(Stored data entries)
---
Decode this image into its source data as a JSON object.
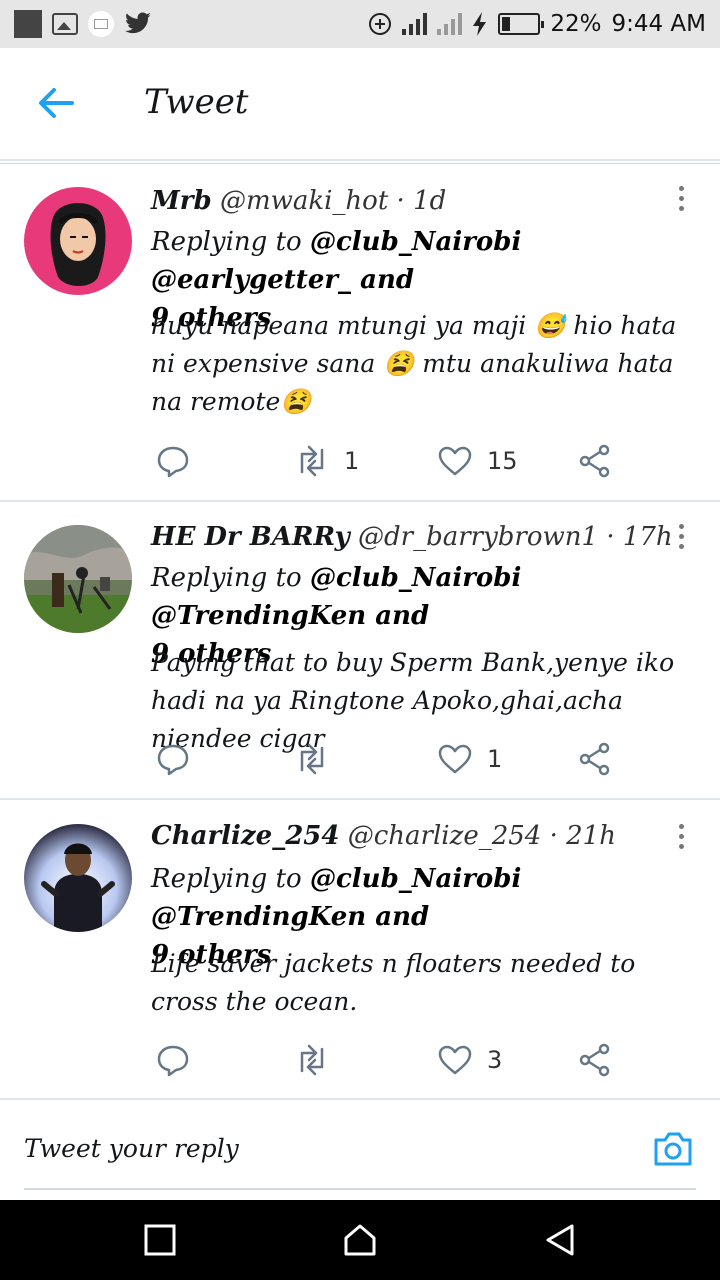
{
  "status_bar": {
    "battery": "22%",
    "time": "9:44 AM"
  },
  "header": {
    "title": "Tweet",
    "back_icon": "arrow-left-icon"
  },
  "tweets": [
    {
      "name": "Mrb",
      "handle": "@mwaki_hot",
      "time": "1d",
      "replying_prefix": "Replying to",
      "replying_to": "@club_Nairobi @earlygetter_ and",
      "replying_more": "9 others",
      "text": "huyu napeana mtungi ya maji 😅 hio hata ni expensive sana 😫 mtu anakuliwa hata na remote😫",
      "retweets": "1",
      "likes": "15"
    },
    {
      "name": "HE Dr BARRy",
      "handle": "@dr_barrybrown1",
      "time": "17h",
      "replying_prefix": "Replying to",
      "replying_to": "@club_Nairobi @TrendingKen and",
      "replying_more": "9 others",
      "text": "Paying that to buy Sperm Bank,yenye iko hadi na ya Ringtone Apoko,ghai,acha niendee cigar",
      "retweets": "",
      "likes": "1"
    },
    {
      "name": "Charlize_254",
      "handle": "@charlize_254",
      "time": "21h",
      "replying_prefix": "Replying to",
      "replying_to": "@club_Nairobi @TrendingKen and",
      "replying_more": "9 others",
      "text": "Life saver jackets n floaters needed to cross the ocean.",
      "retweets": "",
      "likes": "3"
    }
  ],
  "reply_box": {
    "placeholder": "Tweet your reply",
    "icon": "camera-icon"
  },
  "colors": {
    "accent": "#1da1f2",
    "icon_gray": "#657786",
    "divider": "#e1e8ed"
  }
}
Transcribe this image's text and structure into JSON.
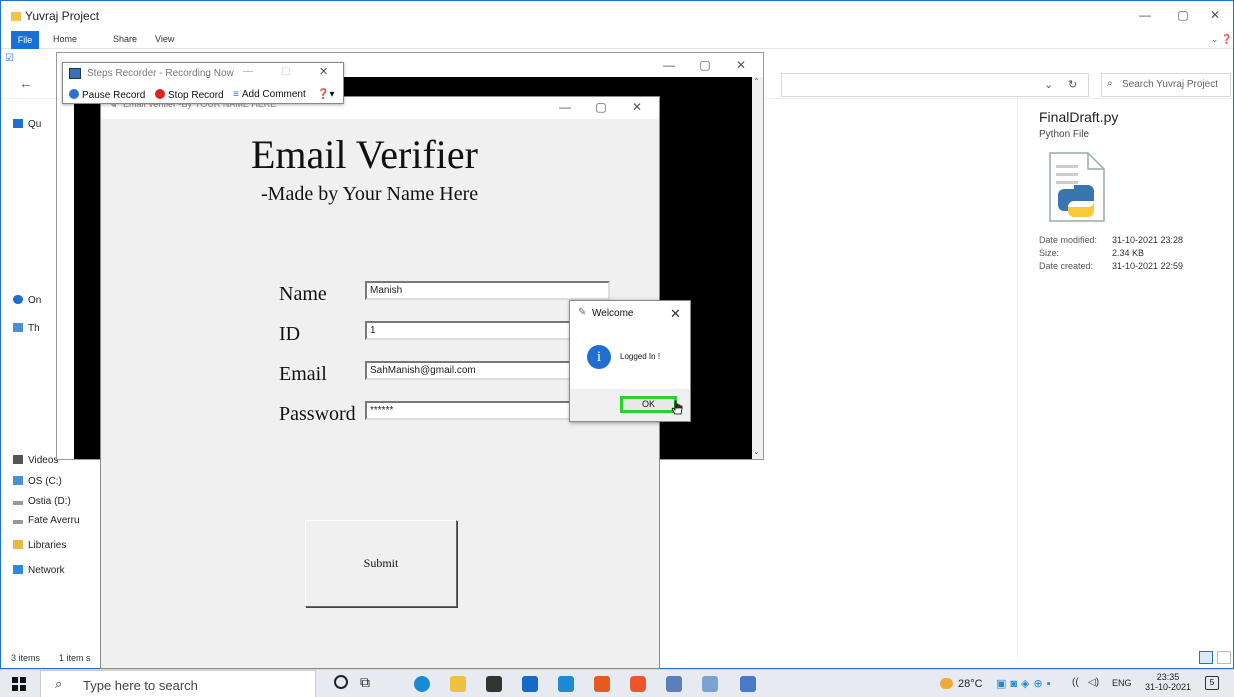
---
Reproduce the records, all of them, word for word; omit the pictures.

Answer for this exercise:
Decode this image into its source data as a JSON object.
{
  "status_bar": {
    "battery": "22%",
    "time": "9:44 AM"
  },
  "header": {
    "title": "Tweet",
    "back_icon": "arrow-left-icon"
  },
  "tweets": [
    {
      "name": "Mrb",
      "handle": "@mwaki_hot",
      "time": "1d",
      "replying_prefix": "Replying to",
      "replying_to": "@club_Nairobi @earlygetter_ and",
      "replying_more": "9 others",
      "text": "huyu napeana mtungi ya maji 😅 hio hata ni expensive sana 😫 mtu anakuliwa hata na remote😫",
      "retweets": "1",
      "likes": "15"
    },
    {
      "name": "HE Dr BARRy",
      "handle": "@dr_barrybrown1",
      "time": "17h",
      "replying_prefix": "Replying to",
      "replying_to": "@club_Nairobi @TrendingKen and",
      "replying_more": "9 others",
      "text": "Paying that to buy Sperm Bank,yenye iko hadi na ya Ringtone Apoko,ghai,acha niendee cigar",
      "retweets": "",
      "likes": "1"
    },
    {
      "name": "Charlize_254",
      "handle": "@charlize_254",
      "time": "21h",
      "replying_prefix": "Replying to",
      "replying_to": "@club_Nairobi @TrendingKen and",
      "replying_more": "9 others",
      "text": "Life saver jackets n floaters needed to cross the ocean.",
      "retweets": "",
      "likes": "3"
    }
  ],
  "reply_box": {
    "placeholder": "Tweet your reply",
    "icon": "camera-icon"
  },
  "colors": {
    "accent": "#1da1f2",
    "icon_gray": "#657786",
    "divider": "#e1e8ed"
  }
}
Transcribe this image's text and structure into JSON.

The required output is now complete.